::: EXERCISE MATERIAL

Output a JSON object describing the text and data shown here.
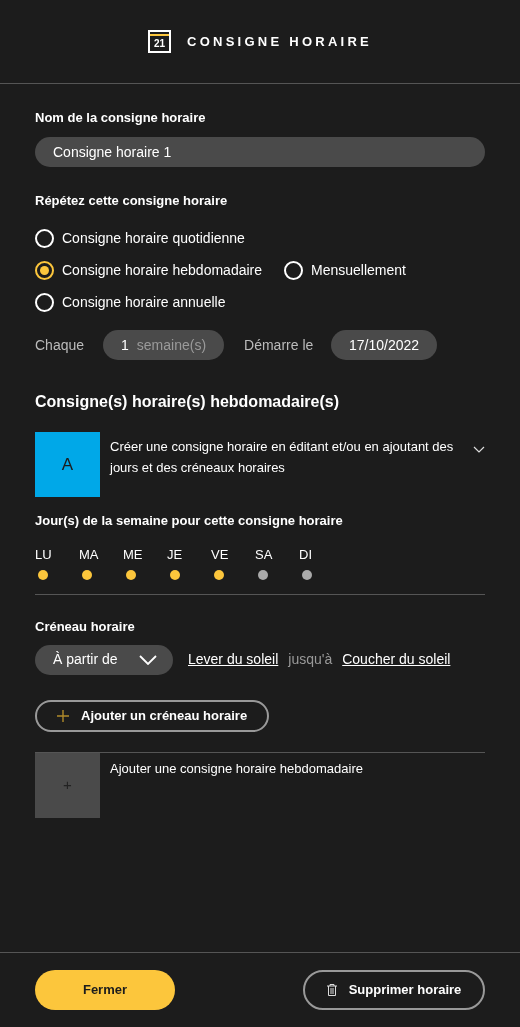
{
  "header": {
    "icon_text": "21",
    "title": "CONSIGNE HORAIRE"
  },
  "name_field": {
    "label": "Nom de la consigne horaire",
    "value": "Consigne horaire 1"
  },
  "repeat": {
    "label": "Répétez cette consigne horaire",
    "rows": [
      [
        {
          "label": "Consigne horaire quotidienne",
          "selected": false
        }
      ],
      [
        {
          "label": "Consigne horaire hebdomadaire",
          "selected": true
        },
        {
          "label": "Mensuellement",
          "selected": false
        }
      ],
      [
        {
          "label": "Consigne horaire annuelle",
          "selected": false
        }
      ]
    ]
  },
  "every": {
    "label": "Chaque",
    "value": "1",
    "unit": "semaine(s)",
    "start_label": "Démarre le",
    "start_value": "17/10/2022"
  },
  "weekly": {
    "heading": "Consigne(s) horaire(s) hebdomadaire(s)",
    "schedule": {
      "letter": "A",
      "color": "#00a8e8",
      "description": "Créer une consigne horaire en éditant et/ou en ajoutant des jours et des créneaux horaires",
      "expanded": true
    },
    "days_label": "Jour(s) de la semaine pour cette consigne horaire",
    "days": [
      {
        "label": "LU",
        "selected": true
      },
      {
        "label": "MA",
        "selected": true
      },
      {
        "label": "ME",
        "selected": true
      },
      {
        "label": "JE",
        "selected": true
      },
      {
        "label": "VE",
        "selected": true
      },
      {
        "label": "SA",
        "selected": false
      },
      {
        "label": "DI",
        "selected": false
      }
    ],
    "slot": {
      "label": "Créneau horaire",
      "mode": "À partir de",
      "from": "Lever du soleil",
      "joiner": "jusqu'à",
      "to": "Coucher du soleil"
    },
    "add_slot": "Ajouter un créneau horaire",
    "add_schedule": {
      "icon_text": "+",
      "label": "Ajouter une consigne horaire hebdomadaire"
    }
  },
  "footer": {
    "close": "Fermer",
    "delete": "Supprimer horaire"
  }
}
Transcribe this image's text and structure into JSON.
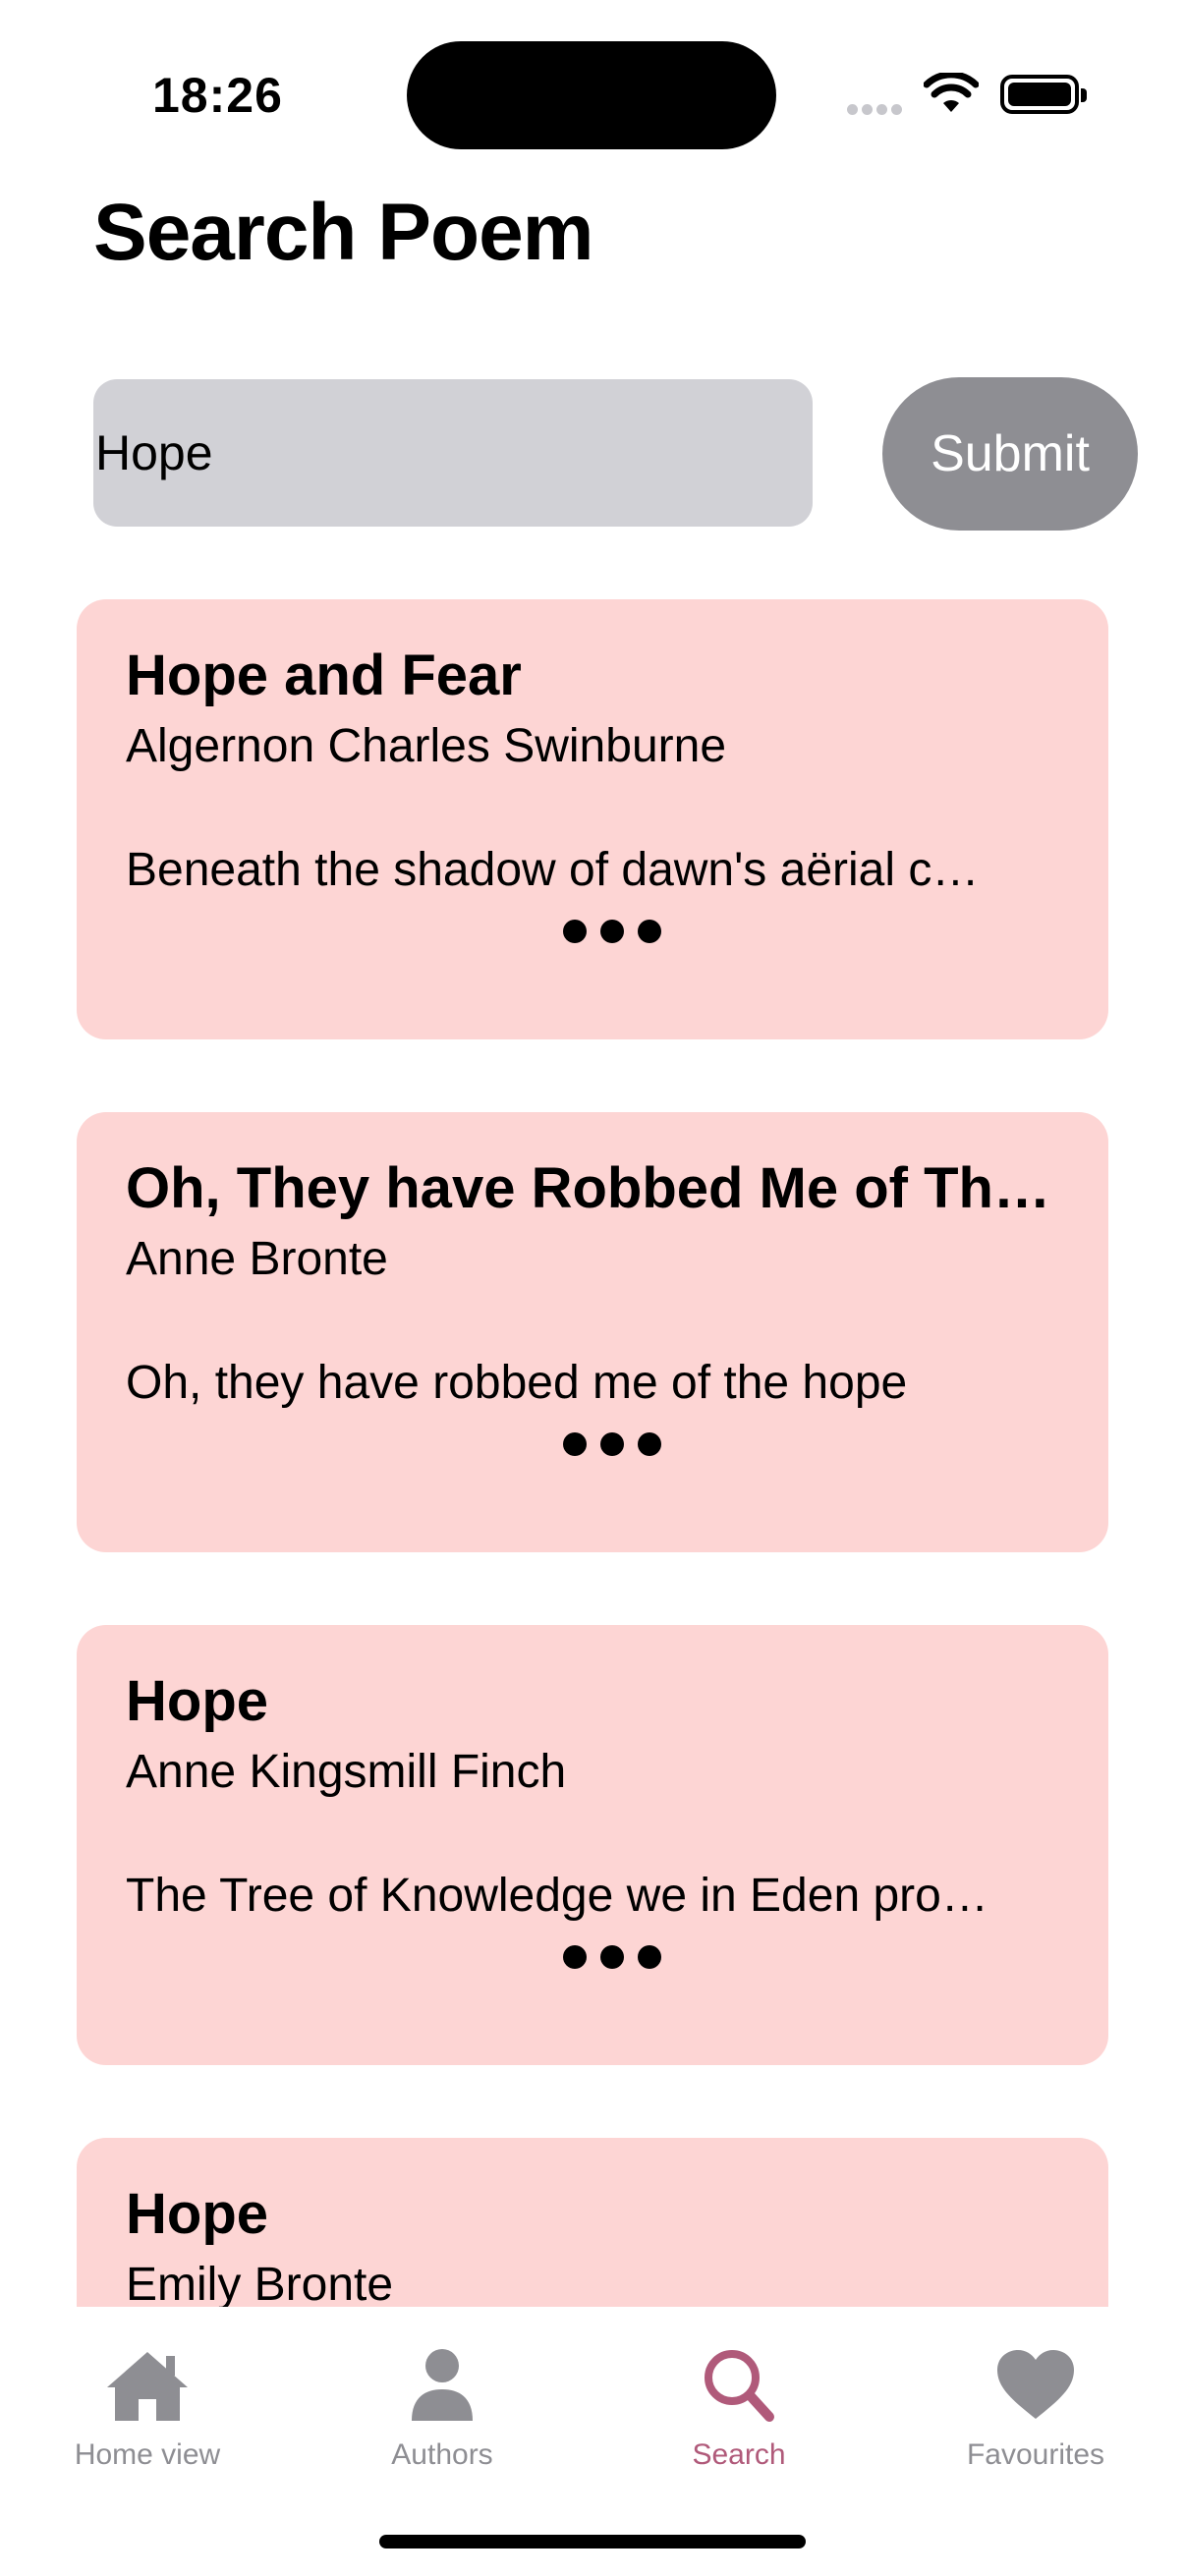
{
  "status_bar": {
    "time": "18:26"
  },
  "header": {
    "title": "Search Poem"
  },
  "search": {
    "value": "Hope",
    "submit_label": "Submit"
  },
  "results": [
    {
      "title": "Hope and Fear",
      "author": "Algernon Charles Swinburne",
      "first_line": "Beneath the shadow of dawn's aërial c…"
    },
    {
      "title": "Oh, They have Robbed Me of Th…",
      "author": "Anne Bronte",
      "first_line": "Oh, they have robbed me of the hope"
    },
    {
      "title": "Hope",
      "author": "Anne Kingsmill Finch",
      "first_line": "The Tree of Knowledge we in Eden pro…"
    },
    {
      "title": "Hope",
      "author": "Emily Bronte",
      "first_line": ""
    }
  ],
  "tab_bar": {
    "tabs": [
      {
        "label": "Home view",
        "icon": "house-icon"
      },
      {
        "label": "Authors",
        "icon": "person-icon"
      },
      {
        "label": "Search",
        "icon": "magnifier-icon",
        "active": true
      },
      {
        "label": "Favourites",
        "icon": "heart-icon"
      }
    ]
  },
  "colors": {
    "card_background": "#fdd5d4",
    "accent": "#b05a7a",
    "inactive_tab": "#8e8e93",
    "input_background": "#d1d1d6",
    "submit_background": "#8e8e93"
  }
}
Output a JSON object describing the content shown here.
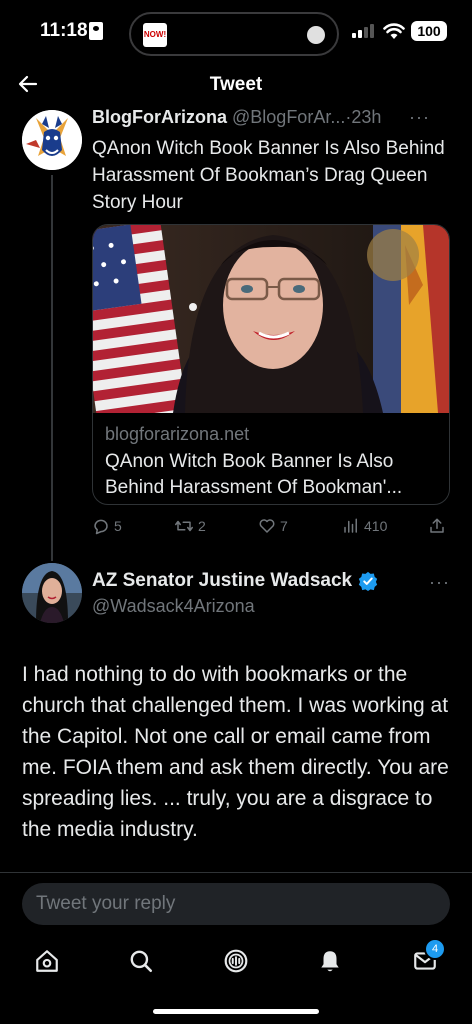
{
  "status_bar": {
    "time": "11:18",
    "island_app_label": "NOW!",
    "battery": "100"
  },
  "header": {
    "title": "Tweet",
    "back_icon": "arrow-left-icon"
  },
  "tweet1": {
    "display_name": "BlogForArizona",
    "handle": "@BlogForAr...",
    "time": "·23h",
    "more": "···",
    "text": "QAnon Witch Book Banner Is Also Behind Harassment Of Bookman’s Drag Queen Story Hour",
    "card": {
      "domain": "blogforarizona.net",
      "title": "QAnon Witch Book Banner Is Also Behind Harassment Of Bookman'..."
    },
    "actions": {
      "replies": "5",
      "retweets": "2",
      "likes": "7",
      "views": "410"
    }
  },
  "tweet2": {
    "display_name": "AZ Senator Justine Wadsack",
    "handle": "@Wadsack4Arizona",
    "more": "···",
    "text": "I had nothing to do with bookmarks or the church that challenged them. I was working at the Capitol. Not one call or email came from me. FOIA them and ask them directly. You are spreading lies. ... truly, you are a disgrace to the media industry."
  },
  "reply": {
    "placeholder": "Tweet your reply"
  },
  "nav": {
    "items": [
      "home-icon",
      "search-icon",
      "spaces-icon",
      "notifications-icon",
      "messages-icon"
    ],
    "messages_badge": "4"
  },
  "colors": {
    "background": "#000000",
    "text": "#e7e9ea",
    "secondary": "#71767b",
    "accent": "#1d9bf0",
    "divider": "#2f3336"
  }
}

::::::

*INSTRUCTIONS FOR THE TASK*
Of the lines in this material, state how many hold the string "JSON". Write no other words.

*COMPLETE OUTPUT*
3